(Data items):

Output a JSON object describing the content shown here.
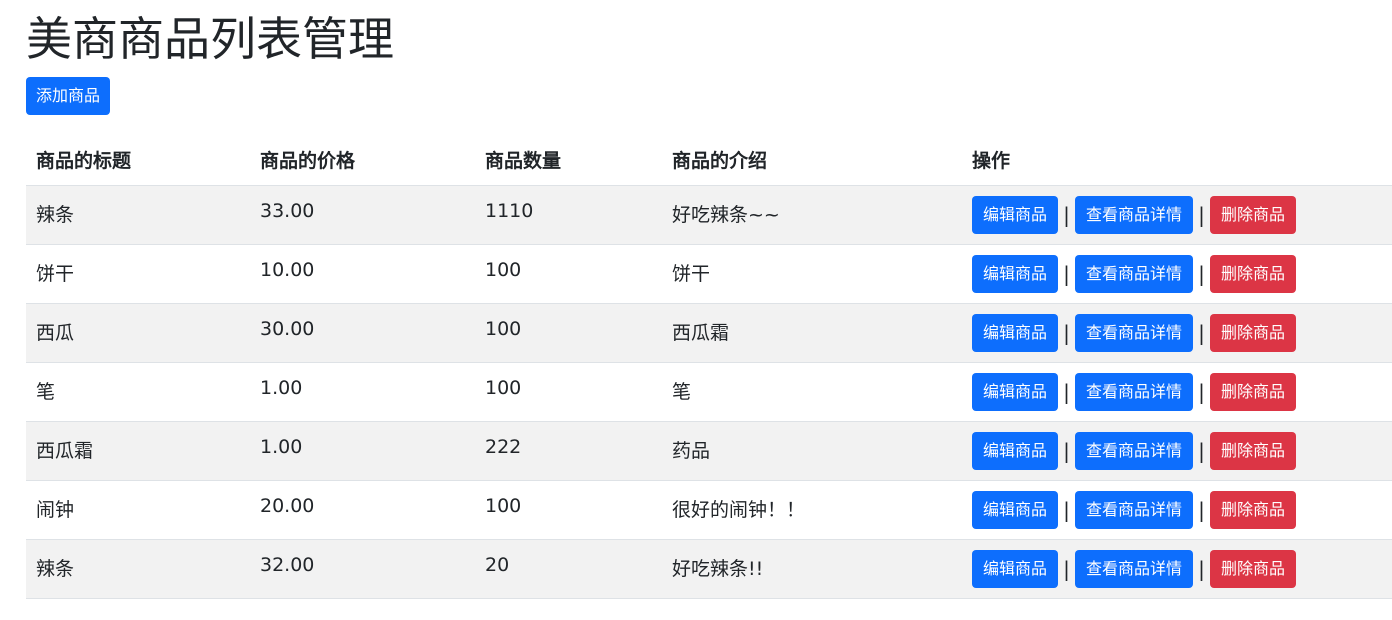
{
  "page": {
    "title": "美商商品列表管理",
    "add_button_label": "添加商品"
  },
  "table": {
    "headers": [
      "商品的标题",
      "商品的价格",
      "商品数量",
      "商品的介绍",
      "操作"
    ],
    "rows": [
      {
        "title": "辣条",
        "price": "33.00",
        "quantity": "1110",
        "description": "好吃辣条~~"
      },
      {
        "title": "饼干",
        "price": "10.00",
        "quantity": "100",
        "description": "饼干"
      },
      {
        "title": "西瓜",
        "price": "30.00",
        "quantity": "100",
        "description": "西瓜霜"
      },
      {
        "title": "笔",
        "price": "1.00",
        "quantity": "100",
        "description": "笔"
      },
      {
        "title": "西瓜霜",
        "price": "1.00",
        "quantity": "222",
        "description": "药品"
      },
      {
        "title": "闹钟",
        "price": "20.00",
        "quantity": "100",
        "description": "很好的闹钟！！"
      },
      {
        "title": "辣条",
        "price": "32.00",
        "quantity": "20",
        "description": "好吃辣条!!"
      }
    ],
    "actions": {
      "edit_label": "编辑商品",
      "view_label": "查看商品详情",
      "delete_label": "删除商品",
      "separator": "|"
    }
  },
  "colors": {
    "primary": "#0d6efd",
    "danger": "#dc3545",
    "striped_row": "#f2f2f2",
    "border": "#dee2e6",
    "text": "#212529"
  }
}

(What you will do): Output every entry exactly as given; pictures are not part of the copy.

(Written solution):
Output a JSON object describing the content shown here.
{
  "page": {
    "title": "美商商品列表管理",
    "add_button_label": "添加商品"
  },
  "table": {
    "headers": [
      "商品的标题",
      "商品的价格",
      "商品数量",
      "商品的介绍",
      "操作"
    ],
    "rows": [
      {
        "title": "辣条",
        "price": "33.00",
        "quantity": "1110",
        "description": "好吃辣条~~"
      },
      {
        "title": "饼干",
        "price": "10.00",
        "quantity": "100",
        "description": "饼干"
      },
      {
        "title": "西瓜",
        "price": "30.00",
        "quantity": "100",
        "description": "西瓜霜"
      },
      {
        "title": "笔",
        "price": "1.00",
        "quantity": "100",
        "description": "笔"
      },
      {
        "title": "西瓜霜",
        "price": "1.00",
        "quantity": "222",
        "description": "药品"
      },
      {
        "title": "闹钟",
        "price": "20.00",
        "quantity": "100",
        "description": "很好的闹钟！！"
      },
      {
        "title": "辣条",
        "price": "32.00",
        "quantity": "20",
        "description": "好吃辣条!!"
      }
    ],
    "actions": {
      "edit_label": "编辑商品",
      "view_label": "查看商品详情",
      "delete_label": "删除商品",
      "separator": "|"
    }
  },
  "colors": {
    "primary": "#0d6efd",
    "danger": "#dc3545",
    "striped_row": "#f2f2f2",
    "border": "#dee2e6",
    "text": "#212529"
  }
}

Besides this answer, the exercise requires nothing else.